→ Problem requirements
Print the data that follows exactly.

→ Data to process
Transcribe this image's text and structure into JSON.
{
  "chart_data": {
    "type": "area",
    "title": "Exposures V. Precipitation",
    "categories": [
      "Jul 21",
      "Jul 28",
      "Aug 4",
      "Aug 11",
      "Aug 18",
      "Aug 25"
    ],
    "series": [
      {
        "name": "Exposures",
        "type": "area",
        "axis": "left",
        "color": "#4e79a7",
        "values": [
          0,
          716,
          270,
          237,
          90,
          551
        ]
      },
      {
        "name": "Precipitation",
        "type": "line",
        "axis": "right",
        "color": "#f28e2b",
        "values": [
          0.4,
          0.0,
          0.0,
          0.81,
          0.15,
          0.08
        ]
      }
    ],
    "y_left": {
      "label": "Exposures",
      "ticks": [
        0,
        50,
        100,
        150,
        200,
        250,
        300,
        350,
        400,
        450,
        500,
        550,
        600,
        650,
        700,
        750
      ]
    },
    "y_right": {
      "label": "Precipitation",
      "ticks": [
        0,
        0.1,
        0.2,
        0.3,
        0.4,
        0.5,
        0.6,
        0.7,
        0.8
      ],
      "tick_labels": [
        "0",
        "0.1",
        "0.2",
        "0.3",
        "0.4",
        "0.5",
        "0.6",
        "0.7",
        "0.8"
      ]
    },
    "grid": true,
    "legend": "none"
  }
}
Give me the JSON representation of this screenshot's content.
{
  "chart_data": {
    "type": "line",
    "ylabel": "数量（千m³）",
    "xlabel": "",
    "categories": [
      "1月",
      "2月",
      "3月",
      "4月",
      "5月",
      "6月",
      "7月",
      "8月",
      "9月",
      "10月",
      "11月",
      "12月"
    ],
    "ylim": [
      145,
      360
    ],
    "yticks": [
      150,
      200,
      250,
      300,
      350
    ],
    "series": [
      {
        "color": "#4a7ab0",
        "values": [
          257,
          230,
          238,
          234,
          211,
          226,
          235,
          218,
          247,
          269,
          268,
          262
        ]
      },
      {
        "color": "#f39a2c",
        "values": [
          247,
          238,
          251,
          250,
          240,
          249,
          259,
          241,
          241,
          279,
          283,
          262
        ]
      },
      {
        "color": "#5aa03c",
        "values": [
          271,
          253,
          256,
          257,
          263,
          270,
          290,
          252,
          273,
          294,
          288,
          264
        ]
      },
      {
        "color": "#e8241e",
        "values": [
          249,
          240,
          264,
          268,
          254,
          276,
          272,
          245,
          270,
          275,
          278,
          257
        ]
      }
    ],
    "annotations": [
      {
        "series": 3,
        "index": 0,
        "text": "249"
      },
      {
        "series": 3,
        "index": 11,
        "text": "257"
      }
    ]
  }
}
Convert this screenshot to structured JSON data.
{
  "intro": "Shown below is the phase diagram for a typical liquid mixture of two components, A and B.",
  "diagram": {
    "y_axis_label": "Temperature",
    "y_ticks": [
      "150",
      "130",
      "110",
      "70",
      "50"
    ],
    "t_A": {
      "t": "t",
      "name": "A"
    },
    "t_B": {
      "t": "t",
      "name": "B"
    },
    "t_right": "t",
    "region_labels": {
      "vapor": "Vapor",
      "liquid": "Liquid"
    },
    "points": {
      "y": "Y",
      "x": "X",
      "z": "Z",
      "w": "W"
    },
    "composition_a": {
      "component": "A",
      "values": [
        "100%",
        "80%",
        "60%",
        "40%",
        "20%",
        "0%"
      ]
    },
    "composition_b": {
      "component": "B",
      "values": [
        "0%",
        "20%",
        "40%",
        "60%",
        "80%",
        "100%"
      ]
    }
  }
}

→ Solution to this task
Transcribe this image's text and structure into JSON.
{
  "chart_data": {
    "type": "area",
    "title": "Exposures V. Precipitation",
    "categories": [
      "Jul 21",
      "Jul 28",
      "Aug 4",
      "Aug 11",
      "Aug 18",
      "Aug 25"
    ],
    "series": [
      {
        "name": "Exposures",
        "type": "area",
        "axis": "left",
        "color": "#4e79a7",
        "values": [
          0,
          716,
          270,
          237,
          90,
          551
        ]
      },
      {
        "name": "Precipitation",
        "type": "line",
        "axis": "right",
        "color": "#f28e2b",
        "values": [
          0.4,
          0.0,
          0.0,
          0.81,
          0.15,
          0.08
        ]
      }
    ],
    "y_left": {
      "label": "Exposures",
      "ticks": [
        0,
        50,
        100,
        150,
        200,
        250,
        300,
        350,
        400,
        450,
        500,
        550,
        600,
        650,
        700,
        750
      ]
    },
    "y_right": {
      "label": "Precipitation",
      "ticks": [
        0,
        0.1,
        0.2,
        0.3,
        0.4,
        0.5,
        0.6,
        0.7,
        0.8
      ],
      "tick_labels": [
        "0",
        "0.1",
        "0.2",
        "0.3",
        "0.4",
        "0.5",
        "0.6",
        "0.7",
        "0.8"
      ]
    },
    "grid": true,
    "legend": "none"
  }
}
Give me the JSON representation of this screenshot's content.
{
  "chart_data": {
    "type": "line",
    "ylabel": "数量（千m³）",
    "xlabel": "",
    "categories": [
      "1月",
      "2月",
      "3月",
      "4月",
      "5月",
      "6月",
      "7月",
      "8月",
      "9月",
      "10月",
      "11月",
      "12月"
    ],
    "ylim": [
      145,
      360
    ],
    "yticks": [
      150,
      200,
      250,
      300,
      350
    ],
    "series": [
      {
        "color": "#4a7ab0",
        "values": [
          257,
          230,
          238,
          234,
          211,
          226,
          235,
          218,
          247,
          269,
          268,
          262
        ]
      },
      {
        "color": "#f39a2c",
        "values": [
          247,
          238,
          251,
          250,
          240,
          249,
          259,
          241,
          241,
          279,
          283,
          262
        ]
      },
      {
        "color": "#5aa03c",
        "values": [
          271,
          253,
          256,
          257,
          263,
          270,
          290,
          252,
          273,
          294,
          288,
          264
        ]
      },
      {
        "color": "#e8241e",
        "values": [
          249,
          240,
          264,
          268,
          254,
          276,
          272,
          245,
          270,
          275,
          278,
          257
        ]
      }
    ],
    "annotations": [
      {
        "series": 3,
        "index": 0,
        "text": "249"
      },
      {
        "series": 3,
        "index": 11,
        "text": "257"
      }
    ]
  }
}
Convert this screenshot to structured JSON data.
{
  "intro": "Shown below is the phase diagram for a typical liquid mixture of two components, A and B.",
  "diagram": {
    "y_axis_label": "Temperature",
    "y_ticks": [
      "150",
      "130",
      "110",
      "70",
      "50"
    ],
    "t_A": {
      "t": "t",
      "name": "A"
    },
    "t_B": {
      "t": "t",
      "name": "B"
    },
    "t_right": "t",
    "region_labels": {
      "vapor": "Vapor",
      "liquid": "Liquid"
    },
    "points": {
      "y": "Y",
      "x": "X",
      "z": "Z",
      "w": "W"
    },
    "composition_a": {
      "component": "A",
      "values": [
        "100%",
        "80%",
        "60%",
        "40%",
        "20%",
        "0%"
      ]
    },
    "composition_b": {
      "component": "B",
      "values": [
        "0%",
        "20%",
        "40%",
        "60%",
        "80%",
        "100%"
      ]
    }
  }
}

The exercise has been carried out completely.